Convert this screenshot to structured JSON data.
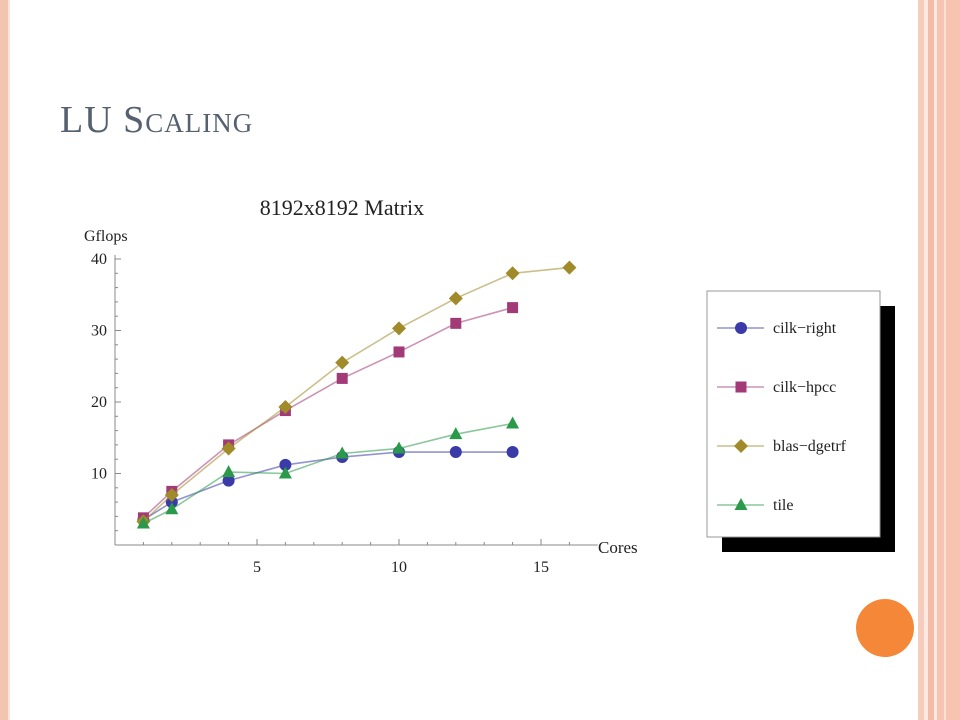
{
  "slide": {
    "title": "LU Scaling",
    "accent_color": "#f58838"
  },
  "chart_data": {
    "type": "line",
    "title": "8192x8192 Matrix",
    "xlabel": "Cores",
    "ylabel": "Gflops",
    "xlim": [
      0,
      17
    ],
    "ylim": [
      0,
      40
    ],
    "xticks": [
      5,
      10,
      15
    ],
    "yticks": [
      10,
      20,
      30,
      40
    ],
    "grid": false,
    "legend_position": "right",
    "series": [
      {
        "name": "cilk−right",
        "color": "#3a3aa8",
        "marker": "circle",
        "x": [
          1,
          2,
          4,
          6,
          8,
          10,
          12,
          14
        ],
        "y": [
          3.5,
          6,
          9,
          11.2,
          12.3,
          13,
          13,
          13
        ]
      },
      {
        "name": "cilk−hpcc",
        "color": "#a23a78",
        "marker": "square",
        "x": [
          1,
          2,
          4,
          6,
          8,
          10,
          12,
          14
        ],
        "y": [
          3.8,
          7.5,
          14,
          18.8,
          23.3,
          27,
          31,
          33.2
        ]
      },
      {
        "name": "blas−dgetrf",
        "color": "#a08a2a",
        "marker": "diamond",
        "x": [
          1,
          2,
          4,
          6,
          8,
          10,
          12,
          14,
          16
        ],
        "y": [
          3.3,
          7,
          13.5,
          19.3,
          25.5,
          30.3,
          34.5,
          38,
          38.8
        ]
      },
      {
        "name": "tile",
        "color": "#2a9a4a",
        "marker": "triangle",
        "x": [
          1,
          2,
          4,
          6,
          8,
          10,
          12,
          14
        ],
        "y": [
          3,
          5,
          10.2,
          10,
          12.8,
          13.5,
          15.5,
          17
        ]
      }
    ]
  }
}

====

DESCRIPTION OF THE TASK: In the records above, how many lines contain the word "title"? Give the number alone.

FINAL RESULT: 2